### Exercise objective
Report how many lines contain "Hustířanka"; state the number and nothing else.

### Supplied records
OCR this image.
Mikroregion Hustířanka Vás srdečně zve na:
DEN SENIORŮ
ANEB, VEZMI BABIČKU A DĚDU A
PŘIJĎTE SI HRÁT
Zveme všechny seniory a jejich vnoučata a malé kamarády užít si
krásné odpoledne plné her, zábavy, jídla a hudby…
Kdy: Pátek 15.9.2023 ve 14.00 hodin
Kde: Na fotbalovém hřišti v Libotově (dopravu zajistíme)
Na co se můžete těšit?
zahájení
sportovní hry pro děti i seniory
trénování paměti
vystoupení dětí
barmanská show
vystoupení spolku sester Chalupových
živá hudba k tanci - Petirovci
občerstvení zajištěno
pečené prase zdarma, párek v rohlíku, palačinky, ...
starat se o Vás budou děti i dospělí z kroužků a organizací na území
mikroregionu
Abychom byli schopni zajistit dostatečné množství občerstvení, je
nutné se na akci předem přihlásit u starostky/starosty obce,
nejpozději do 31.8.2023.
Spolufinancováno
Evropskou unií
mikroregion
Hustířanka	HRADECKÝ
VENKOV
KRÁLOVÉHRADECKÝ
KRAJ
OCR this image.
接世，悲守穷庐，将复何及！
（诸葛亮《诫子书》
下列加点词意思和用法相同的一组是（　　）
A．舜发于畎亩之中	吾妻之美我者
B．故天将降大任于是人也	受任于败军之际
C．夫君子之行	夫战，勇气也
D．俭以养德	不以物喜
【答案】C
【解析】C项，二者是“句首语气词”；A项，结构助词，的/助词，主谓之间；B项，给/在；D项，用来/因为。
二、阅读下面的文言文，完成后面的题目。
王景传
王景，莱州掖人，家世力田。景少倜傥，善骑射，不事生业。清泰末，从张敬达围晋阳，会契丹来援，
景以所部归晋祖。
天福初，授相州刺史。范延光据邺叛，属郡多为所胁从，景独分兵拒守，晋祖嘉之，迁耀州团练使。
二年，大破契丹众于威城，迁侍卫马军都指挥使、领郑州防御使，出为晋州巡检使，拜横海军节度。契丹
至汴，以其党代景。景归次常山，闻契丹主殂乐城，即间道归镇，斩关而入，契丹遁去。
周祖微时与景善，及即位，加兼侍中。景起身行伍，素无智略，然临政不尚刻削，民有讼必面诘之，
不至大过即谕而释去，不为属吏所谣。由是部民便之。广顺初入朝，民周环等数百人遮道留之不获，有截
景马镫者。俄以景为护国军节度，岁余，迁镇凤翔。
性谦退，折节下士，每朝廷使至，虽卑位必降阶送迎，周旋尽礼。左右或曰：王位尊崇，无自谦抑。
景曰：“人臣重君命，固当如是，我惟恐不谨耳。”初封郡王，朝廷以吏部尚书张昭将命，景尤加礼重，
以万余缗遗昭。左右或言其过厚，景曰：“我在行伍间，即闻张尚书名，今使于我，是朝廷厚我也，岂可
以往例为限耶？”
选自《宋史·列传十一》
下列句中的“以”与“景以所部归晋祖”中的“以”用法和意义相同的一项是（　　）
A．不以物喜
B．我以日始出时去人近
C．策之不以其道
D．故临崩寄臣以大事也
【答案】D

### Complete output
2